#### The request:
Count every line that has the word "text" in it; give no more than the number.

#### The input:
────
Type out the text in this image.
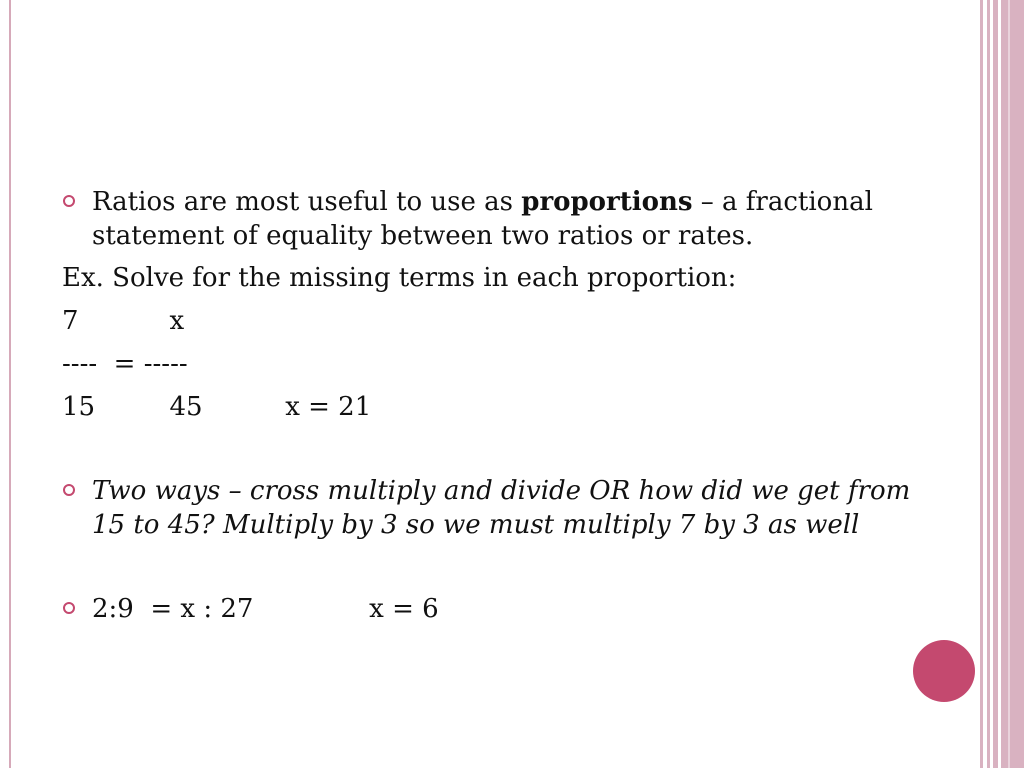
Ratios are most useful to use as proportions – a fractional statement of equality between two ratios or rates.
Ex. Solve for the missing terms in each proportion:
7           x
----  = -----
15         45          x = 21
Two ways – cross multiply and divide OR how did we get from 15 to 45? Multiply by 3 so we must multiply 7 by 3 as well
2:9  = x : 27              x = 6
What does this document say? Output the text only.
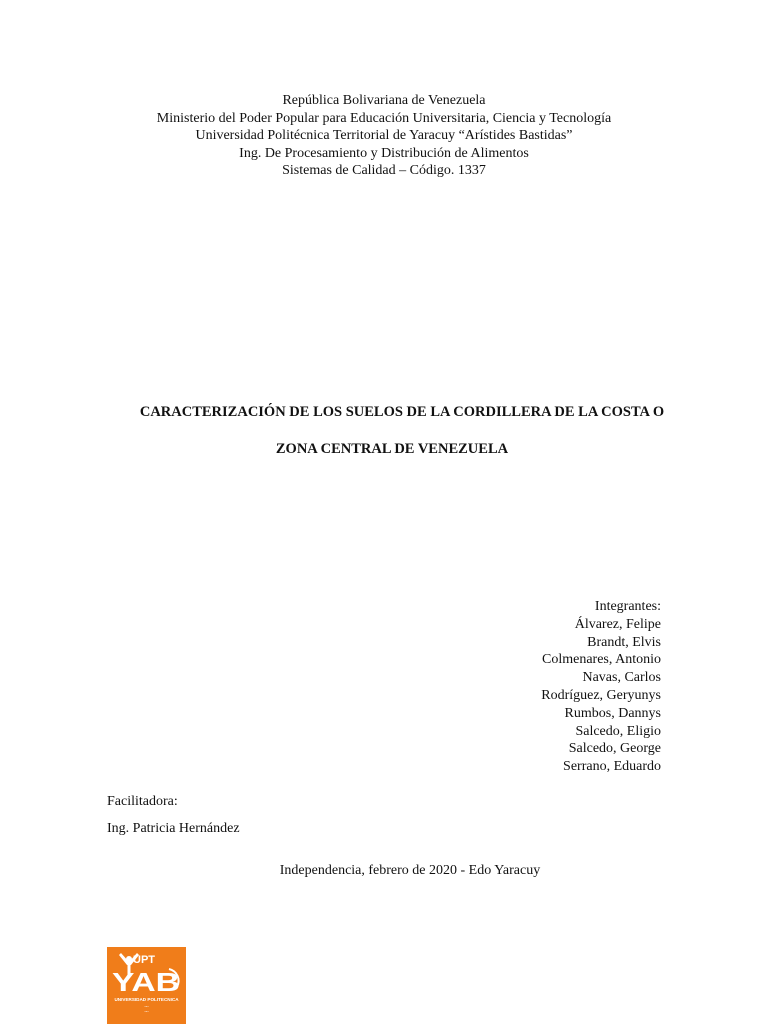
República Bolivariana de Venezuela
Ministerio del Poder Popular para Educación Universitaria, Ciencia y Tecnología
Universidad Politécnica Territorial de Yaracuy “Arístides Bastidas”
Ing. De Procesamiento y Distribución de Alimentos
Sistemas de Calidad – Código. 1337
CARACTERIZACIÓN DE LOS SUELOS DE LA CORDILLERA DE LA COSTA O
ZONA CENTRAL DE VENEZUELA
Integrantes:
Álvarez, Felipe
Brandt, Elvis
Colmenares, Antonio
Navas, Carlos
Rodríguez, Geryunys
Rumbos, Dannys
Salcedo, Eligio
Salcedo, George
Serrano, Eduardo
Facilitadora:
Ing. Patricia Hernández
Independencia, febrero de 2020 - Edo Yaracuy
UPT
YAB
UNIVERSIDAD POLITECNICA
…
…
────
#### Task result:
2